Data excerpts ▸
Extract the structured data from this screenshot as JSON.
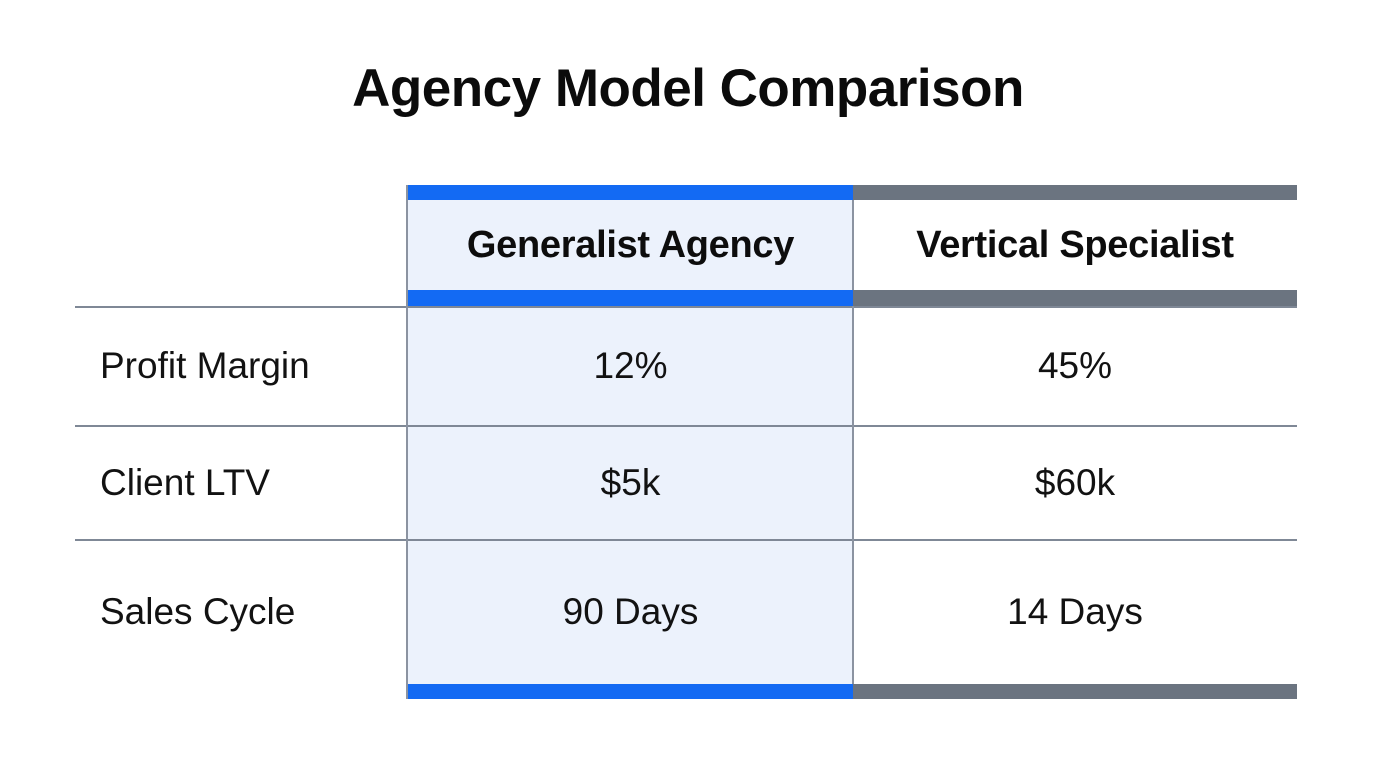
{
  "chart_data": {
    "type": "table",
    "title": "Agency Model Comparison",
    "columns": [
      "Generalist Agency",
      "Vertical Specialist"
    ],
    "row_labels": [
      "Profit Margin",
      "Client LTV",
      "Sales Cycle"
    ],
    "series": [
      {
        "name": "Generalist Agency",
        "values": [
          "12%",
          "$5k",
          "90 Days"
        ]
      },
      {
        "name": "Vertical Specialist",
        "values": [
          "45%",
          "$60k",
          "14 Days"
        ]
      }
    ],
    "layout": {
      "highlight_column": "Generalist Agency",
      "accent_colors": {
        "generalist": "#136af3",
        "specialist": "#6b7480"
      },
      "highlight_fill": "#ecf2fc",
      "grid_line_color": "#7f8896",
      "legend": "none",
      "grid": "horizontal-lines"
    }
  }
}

What the task requires ▸ Pictures in the records should not appear in your copy, but everything else must be transcribed exactly.

Written response ▸
Extract the structured data from this screenshot as JSON.
{
  "chart_data": {
    "type": "table",
    "title": "Agency Model Comparison",
    "columns": [
      "Generalist Agency",
      "Vertical Specialist"
    ],
    "row_labels": [
      "Profit Margin",
      "Client LTV",
      "Sales Cycle"
    ],
    "series": [
      {
        "name": "Generalist Agency",
        "values": [
          "12%",
          "$5k",
          "90 Days"
        ]
      },
      {
        "name": "Vertical Specialist",
        "values": [
          "45%",
          "$60k",
          "14 Days"
        ]
      }
    ],
    "layout": {
      "highlight_column": "Generalist Agency",
      "accent_colors": {
        "generalist": "#136af3",
        "specialist": "#6b7480"
      },
      "highlight_fill": "#ecf2fc",
      "grid_line_color": "#7f8896",
      "legend": "none",
      "grid": "horizontal-lines"
    }
  }
}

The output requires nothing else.